— Challenge —
Identify the lines that contain the word "structure" and copy each one.

(Excerpt from a dataset)
------------------------------------------------------------------------

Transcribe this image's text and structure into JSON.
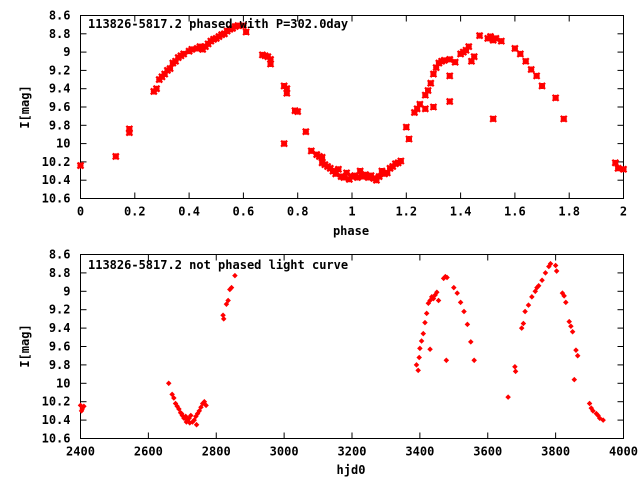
{
  "chart_data": [
    {
      "type": "scatter",
      "title": "113826-5817.2 phased with P=302.0day",
      "xlabel": "phase",
      "ylabel": "I[mag]",
      "xlim": [
        0,
        2
      ],
      "ylim": [
        8.6,
        10.6
      ],
      "y_inverted": true,
      "grid": false,
      "marker_color": "#ff0000",
      "marker": "star-large",
      "x_ticks": [
        "0",
        "0.2",
        "0.4",
        "0.6",
        "0.8",
        "1",
        "1.2",
        "1.4",
        "1.6",
        "1.8",
        "2"
      ],
      "y_ticks": [
        "8.6",
        "8.8",
        "9",
        "9.2",
        "9.4",
        "9.6",
        "9.8",
        "10",
        "10.2",
        "10.4",
        "10.6"
      ],
      "points": [
        [
          0.0,
          10.24
        ],
        [
          0.13,
          10.14
        ],
        [
          0.18,
          9.88
        ],
        [
          0.18,
          9.84
        ],
        [
          0.27,
          9.43
        ],
        [
          0.28,
          9.4
        ],
        [
          0.29,
          9.3
        ],
        [
          0.3,
          9.27
        ],
        [
          0.31,
          9.24
        ],
        [
          0.32,
          9.2
        ],
        [
          0.33,
          9.18
        ],
        [
          0.34,
          9.12
        ],
        [
          0.35,
          9.1
        ],
        [
          0.36,
          9.06
        ],
        [
          0.37,
          9.04
        ],
        [
          0.38,
          9.02
        ],
        [
          0.4,
          8.99
        ],
        [
          0.41,
          8.97
        ],
        [
          0.43,
          8.96
        ],
        [
          0.44,
          8.94
        ],
        [
          0.45,
          8.97
        ],
        [
          0.46,
          8.94
        ],
        [
          0.47,
          8.91
        ],
        [
          0.48,
          8.88
        ],
        [
          0.49,
          8.86
        ],
        [
          0.5,
          8.85
        ],
        [
          0.51,
          8.83
        ],
        [
          0.52,
          8.81
        ],
        [
          0.53,
          8.8
        ],
        [
          0.54,
          8.77
        ],
        [
          0.55,
          8.75
        ],
        [
          0.56,
          8.74
        ],
        [
          0.57,
          8.72
        ],
        [
          0.58,
          8.71
        ],
        [
          0.6,
          8.71
        ],
        [
          0.61,
          8.78
        ],
        [
          0.67,
          9.03
        ],
        [
          0.68,
          9.04
        ],
        [
          0.69,
          9.05
        ],
        [
          0.7,
          9.08
        ],
        [
          0.7,
          9.13
        ],
        [
          0.75,
          9.37
        ],
        [
          0.76,
          9.4
        ],
        [
          0.76,
          9.45
        ],
        [
          0.75,
          10.0
        ],
        [
          0.79,
          9.64
        ],
        [
          0.8,
          9.65
        ],
        [
          0.83,
          9.87
        ],
        [
          0.85,
          10.08
        ],
        [
          0.87,
          10.12
        ],
        [
          0.88,
          10.14
        ],
        [
          0.89,
          10.15
        ],
        [
          0.89,
          10.21
        ],
        [
          0.9,
          10.23
        ],
        [
          0.91,
          10.25
        ],
        [
          0.92,
          10.27
        ],
        [
          0.93,
          10.3
        ],
        [
          0.94,
          10.33
        ],
        [
          0.95,
          10.28
        ],
        [
          0.96,
          10.36
        ],
        [
          0.97,
          10.37
        ],
        [
          0.98,
          10.32
        ],
        [
          0.99,
          10.39
        ],
        [
          1.0,
          10.36
        ],
        [
          1.01,
          10.35
        ],
        [
          1.02,
          10.37
        ],
        [
          1.03,
          10.3
        ],
        [
          1.04,
          10.36
        ],
        [
          1.05,
          10.34
        ],
        [
          1.06,
          10.37
        ],
        [
          1.07,
          10.35
        ],
        [
          1.08,
          10.38
        ],
        [
          1.09,
          10.4
        ],
        [
          1.1,
          10.36
        ],
        [
          1.11,
          10.3
        ],
        [
          1.12,
          10.33
        ],
        [
          1.13,
          10.32
        ],
        [
          1.14,
          10.27
        ],
        [
          1.15,
          10.25
        ],
        [
          1.16,
          10.22
        ],
        [
          1.17,
          10.21
        ],
        [
          1.18,
          10.19
        ],
        [
          1.2,
          9.82
        ],
        [
          1.21,
          9.95
        ],
        [
          1.23,
          9.66
        ],
        [
          1.24,
          9.62
        ],
        [
          1.25,
          9.57
        ],
        [
          1.27,
          9.47
        ],
        [
          1.28,
          9.42
        ],
        [
          1.29,
          9.34
        ],
        [
          1.3,
          9.24
        ],
        [
          1.31,
          9.17
        ],
        [
          1.32,
          9.12
        ],
        [
          1.33,
          9.1
        ],
        [
          1.34,
          9.09
        ],
        [
          1.36,
          9.08
        ],
        [
          1.36,
          9.26
        ],
        [
          1.38,
          9.11
        ],
        [
          1.4,
          9.02
        ],
        [
          1.41,
          9.0
        ],
        [
          1.42,
          8.98
        ],
        [
          1.43,
          8.94
        ],
        [
          1.44,
          9.1
        ],
        [
          1.45,
          9.05
        ],
        [
          1.36,
          9.54
        ],
        [
          1.3,
          9.6
        ],
        [
          1.27,
          9.62
        ],
        [
          1.47,
          8.82
        ],
        [
          1.5,
          8.85
        ],
        [
          1.51,
          8.83
        ],
        [
          1.52,
          8.87
        ],
        [
          1.53,
          8.85
        ],
        [
          1.55,
          8.88
        ],
        [
          1.52,
          9.73
        ],
        [
          1.6,
          8.96
        ],
        [
          1.62,
          9.02
        ],
        [
          1.64,
          9.1
        ],
        [
          1.66,
          9.19
        ],
        [
          1.68,
          9.26
        ],
        [
          1.7,
          9.37
        ],
        [
          1.75,
          9.5
        ],
        [
          1.78,
          9.73
        ],
        [
          1.97,
          10.21
        ],
        [
          1.98,
          10.27
        ],
        [
          2.0,
          10.28
        ]
      ]
    },
    {
      "type": "scatter",
      "title": "113826-5817.2 not phased light curve",
      "xlabel": "hjd0",
      "ylabel": "I[mag]",
      "xlim": [
        2400,
        4000
      ],
      "ylim": [
        8.6,
        10.6
      ],
      "y_inverted": true,
      "grid": false,
      "marker_color": "#ff0000",
      "marker": "diamond-small",
      "x_ticks": [
        "2400",
        "2600",
        "2800",
        "3000",
        "3200",
        "3400",
        "3600",
        "3800",
        "4000"
      ],
      "y_ticks": [
        "8.6",
        "8.8",
        "9",
        "9.2",
        "9.4",
        "9.6",
        "9.8",
        "10",
        "10.2",
        "10.4",
        "10.6"
      ],
      "points": [
        [
          2400,
          10.24
        ],
        [
          2405,
          10.28
        ],
        [
          2410,
          10.25
        ],
        [
          2403,
          10.3
        ],
        [
          2660,
          10.0
        ],
        [
          2670,
          10.12
        ],
        [
          2675,
          10.16
        ],
        [
          2680,
          10.22
        ],
        [
          2685,
          10.25
        ],
        [
          2690,
          10.28
        ],
        [
          2695,
          10.32
        ],
        [
          2700,
          10.35
        ],
        [
          2705,
          10.38
        ],
        [
          2710,
          10.36
        ],
        [
          2715,
          10.4
        ],
        [
          2720,
          10.38
        ],
        [
          2725,
          10.35
        ],
        [
          2730,
          10.42
        ],
        [
          2735,
          10.4
        ],
        [
          2740,
          10.36
        ],
        [
          2745,
          10.33
        ],
        [
          2750,
          10.3
        ],
        [
          2755,
          10.26
        ],
        [
          2760,
          10.22
        ],
        [
          2765,
          10.2
        ],
        [
          2770,
          10.24
        ],
        [
          2698,
          10.33
        ],
        [
          2712,
          10.42
        ],
        [
          2722,
          10.43
        ],
        [
          2742,
          10.45
        ],
        [
          2820,
          9.26
        ],
        [
          2822,
          9.3
        ],
        [
          2830,
          9.14
        ],
        [
          2835,
          9.1
        ],
        [
          2840,
          8.98
        ],
        [
          2845,
          8.96
        ],
        [
          2855,
          8.83
        ],
        [
          3390,
          9.8
        ],
        [
          3395,
          9.86
        ],
        [
          3398,
          9.72
        ],
        [
          3400,
          9.62
        ],
        [
          3405,
          9.54
        ],
        [
          3410,
          9.46
        ],
        [
          3415,
          9.34
        ],
        [
          3420,
          9.24
        ],
        [
          3425,
          9.13
        ],
        [
          3430,
          9.1
        ],
        [
          3435,
          9.06
        ],
        [
          3440,
          9.08
        ],
        [
          3445,
          9.04
        ],
        [
          3450,
          9.01
        ],
        [
          3455,
          9.1
        ],
        [
          3430,
          9.63
        ],
        [
          3470,
          8.86
        ],
        [
          3475,
          8.84
        ],
        [
          3480,
          8.85
        ],
        [
          3478,
          9.75
        ],
        [
          3500,
          8.96
        ],
        [
          3510,
          9.02
        ],
        [
          3520,
          9.12
        ],
        [
          3530,
          9.22
        ],
        [
          3540,
          9.36
        ],
        [
          3550,
          9.55
        ],
        [
          3560,
          9.75
        ],
        [
          3660,
          10.15
        ],
        [
          3680,
          9.82
        ],
        [
          3682,
          9.87
        ],
        [
          3700,
          9.4
        ],
        [
          3705,
          9.35
        ],
        [
          3710,
          9.22
        ],
        [
          3720,
          9.15
        ],
        [
          3730,
          9.06
        ],
        [
          3740,
          9.0
        ],
        [
          3745,
          8.96
        ],
        [
          3750,
          8.94
        ],
        [
          3760,
          8.88
        ],
        [
          3770,
          8.8
        ],
        [
          3780,
          8.73
        ],
        [
          3785,
          8.7
        ],
        [
          3800,
          8.72
        ],
        [
          3803,
          8.78
        ],
        [
          3820,
          9.02
        ],
        [
          3825,
          9.05
        ],
        [
          3830,
          9.12
        ],
        [
          3840,
          9.33
        ],
        [
          3845,
          9.38
        ],
        [
          3850,
          9.44
        ],
        [
          3860,
          9.64
        ],
        [
          3865,
          9.7
        ],
        [
          3855,
          9.96
        ],
        [
          3900,
          10.22
        ],
        [
          3905,
          10.27
        ],
        [
          3910,
          10.3
        ],
        [
          3920,
          10.33
        ],
        [
          3925,
          10.35
        ],
        [
          3930,
          10.38
        ],
        [
          3940,
          10.4
        ]
      ]
    }
  ]
}
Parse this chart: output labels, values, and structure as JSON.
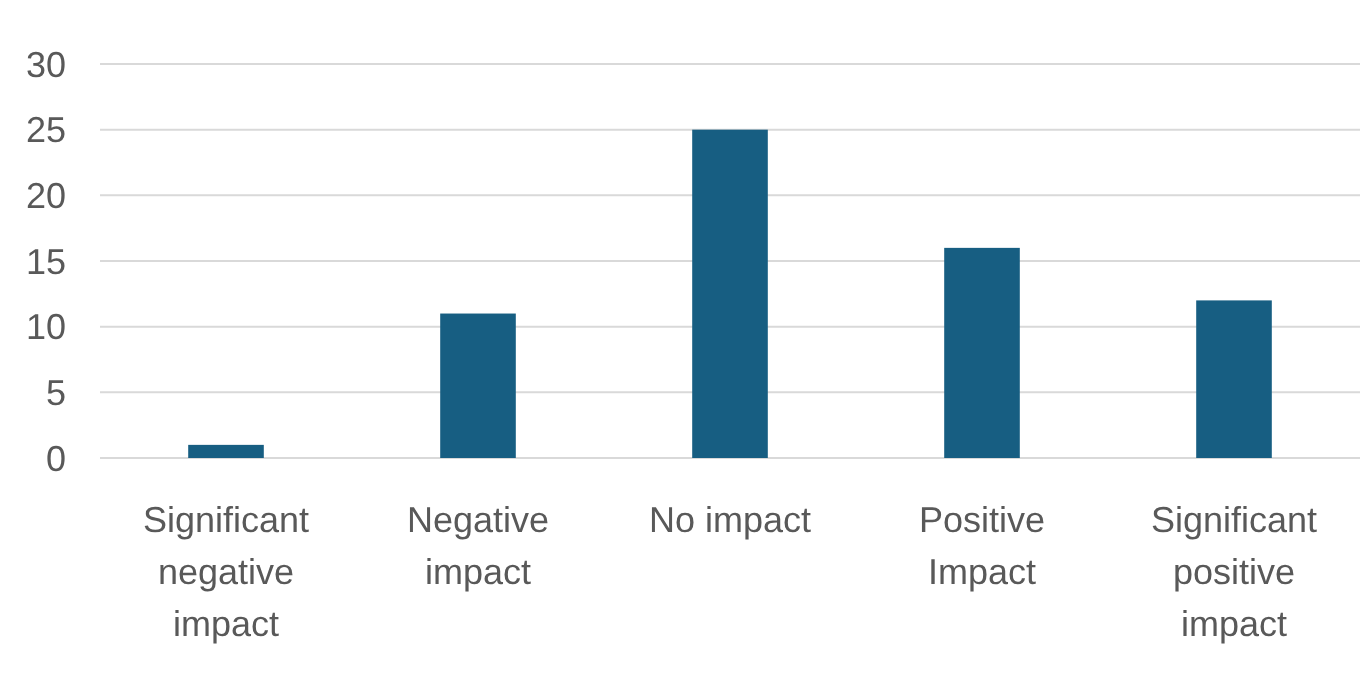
{
  "chart_data": {
    "type": "bar",
    "categories": [
      "Significant negative impact",
      "Negative impact",
      "No impact",
      "Positive Impact",
      "Significant positive impact"
    ],
    "values": [
      1,
      11,
      25,
      16,
      12
    ],
    "color": "#175e82",
    "ylim": [
      0,
      30
    ],
    "yticks": [
      0,
      5,
      10,
      15,
      20,
      25,
      30
    ],
    "grid": "y"
  }
}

------------------------------------------------------------------------

— The output —
Transcribe this image's text and structure into JSON.
Parse this chart: output labels, values, and structure as JSON.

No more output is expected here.